What this task involves:
Give every line of the entries as a JSON list of strings, one string per line with blank lines omitted, starting at the first line and ending at the line that contains "Localize each UI". Leave the pictures out of the list.

Entries from a dataset:
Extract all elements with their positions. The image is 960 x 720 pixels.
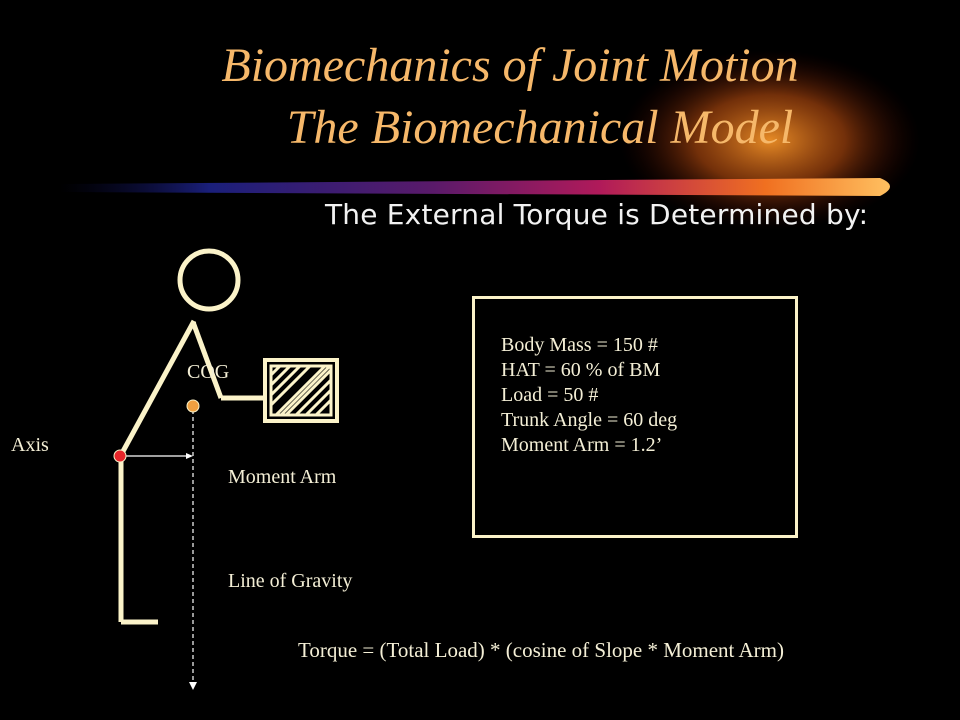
title-line-1: Biomechanics of Joint Motion [221,39,799,92]
head-circle [180,251,238,309]
cog-dot [187,400,199,412]
parameter-load: Load = 50 # [501,384,599,406]
parameter-hat: HAT = 60 % of BM [501,359,661,381]
axis-dot [114,450,126,462]
upper-arm-line [193,322,221,398]
cog-label: COG [187,361,230,383]
parameters-box [472,296,798,538]
moment-arm-arrowhead [186,453,193,459]
trunk-line [121,321,194,455]
parameter-moment-arm: Moment Arm = 1.2’ [501,434,663,456]
parameter-trunk-angle: Trunk Angle = 60 deg [501,409,678,431]
moment-arm-label: Moment Arm [228,466,337,488]
gravity-arrowhead [189,682,197,690]
axis-label: Axis [11,434,49,456]
title-line-2: The Biomechanical Model [286,101,794,154]
line-of-gravity-label: Line of Gravity [228,570,353,592]
torque-formula: Torque = (Total Load) * (cosine of Slope * Moment Arm) [298,638,784,662]
parameter-body-mass: Body Mass = 150 # [501,334,658,356]
subtitle: The External Torque is Determined by: [325,198,869,231]
parameters-list [501,333,677,458]
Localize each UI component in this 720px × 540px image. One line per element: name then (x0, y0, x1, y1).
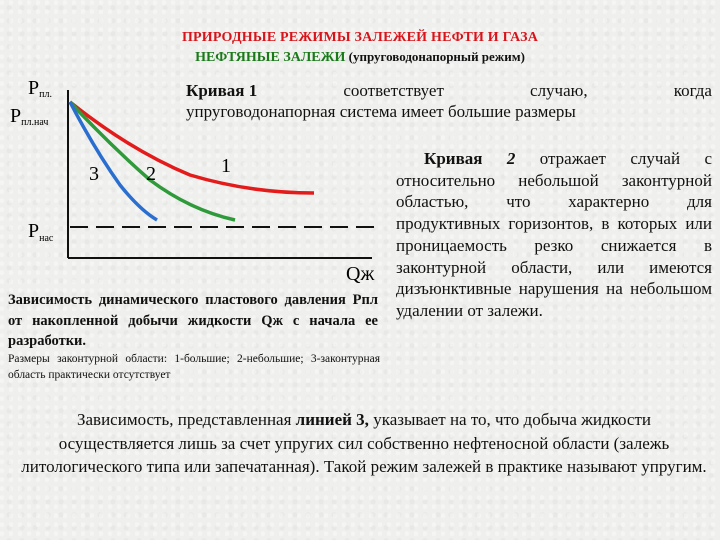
curve-3-explanation (18, 408, 710, 479)
diagram-caption: Зависимость динамического пластового давления Рпл от накопленной добычи жидкости Qж с начала ее разработки. (8, 292, 378, 349)
bottom-post: указывает на то, что добыча жидкости осуществляется лишь за счет упругих сил собственно нефтеносной области (залежь литологического типа или запечатанная). Такой режим залежей в практике называют упругим. (21, 410, 707, 476)
curve-2-description (396, 148, 712, 322)
y-axis-start-label: Pпл.нач (10, 105, 49, 128)
x-axis-label: Qж (346, 263, 375, 285)
curve-1-word-2: случаю, (530, 81, 588, 100)
curve-2-lead: Кривая (424, 149, 483, 168)
curve-1-word-3: когда (673, 81, 712, 100)
subtitle-main: НЕФТЯНЫЕ ЗАЛЕЖИ (195, 50, 346, 65)
curve-2-body: отражает случай с относительно небольшой законтурной областью, что характерно для продуктивных горизонтов, в которых или проницаемость резко снижается в законтурной области, или имеются дизъюнктивные нарушения на небольшом удалении от залежи. (396, 149, 712, 320)
curve-2-label: 2 (146, 163, 156, 185)
y-axis-top-label: Pпл. (28, 77, 52, 100)
curve-1-lead: Кривая 1 (186, 81, 258, 100)
curve-2-number: 2 (482, 149, 516, 168)
diagram-caption-note: Размеры законтурной области: 1-большие; 2-небольшие; 3-законтурная область практически отсутствует (8, 353, 380, 381)
curve-1-description (186, 80, 712, 122)
slide-subtitle (0, 49, 720, 66)
slide-title: ПРИРОДНЫЕ РЕЖИМЫ ЗАЛЕЖЕЙ НЕФТИ И ГАЗА (181, 30, 539, 45)
curve-3-label: 3 (89, 163, 99, 185)
bottom-pre: Зависимость, представленная (76, 410, 296, 429)
curve-1-rest: упруговодонапорная система имеет большие размеры (186, 102, 576, 121)
curve-3 (70, 102, 157, 220)
curve-1-label: 1 (221, 155, 231, 177)
subtitle-paren: (упруговодонапорный режим) (345, 49, 525, 64)
bottom-bold: линией 3, (295, 410, 369, 429)
curve-1-word-1: соответствует (343, 81, 444, 100)
saturation-label: $P_{нас}$ (28, 220, 54, 244)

Solution to this task:
[
  "Extract all elements with their positions. The image is 960 x 720 pixels.",
  "title-line-1: Biomechanics of Joint Motion [221,39,799,92]",
  "head-circle [180,251,238,309]",
  "cog-dot [187,400,199,412]",
  "parameter-load: Load = 50 # [501,384,599,406]",
  "parameter-hat: HAT = 60 % of BM [501,359,661,381]",
  "axis-dot [114,450,126,462]",
  "upper-arm-line [193,322,221,398]",
  "cog-label: COG [187,361,230,383]",
  "parameters-box [472,296,798,538]",
  "moment-arm-arrowhead [186,453,193,459]",
  "trunk-line [121,321,194,455]",
  "parameter-moment-arm: Moment Arm = 1.2’ [501,434,663,456]",
  "parameter-trunk-angle: Trunk Angle = 60 deg [501,409,678,431]",
  "moment-arm-label: Moment Arm [228,466,337,488]",
  "gravity-arrowhead [189,682,197,690]",
  "axis-label: Axis [11,434,49,456]",
  "title-line-2: The Biomechanical Model [286,101,794,154]",
  "line-of-gravity-label: Line of Gravity [228,570,353,592]",
  "torque-formula: Torque = (Total Load) * (cosine of Slope * Moment Arm) [298,638,784,662]",
  "parameter-body-mass: Body Mass = 150 # [501,334,658,356]",
  "subtitle: The External Torque is Determined by: [325,198,869,231]",
  "parameters-list [501,333,677,458]",
  "Localize each UI component in this 720px × 540px image. One line per element: name then (x0, y0, x1, y1)."
]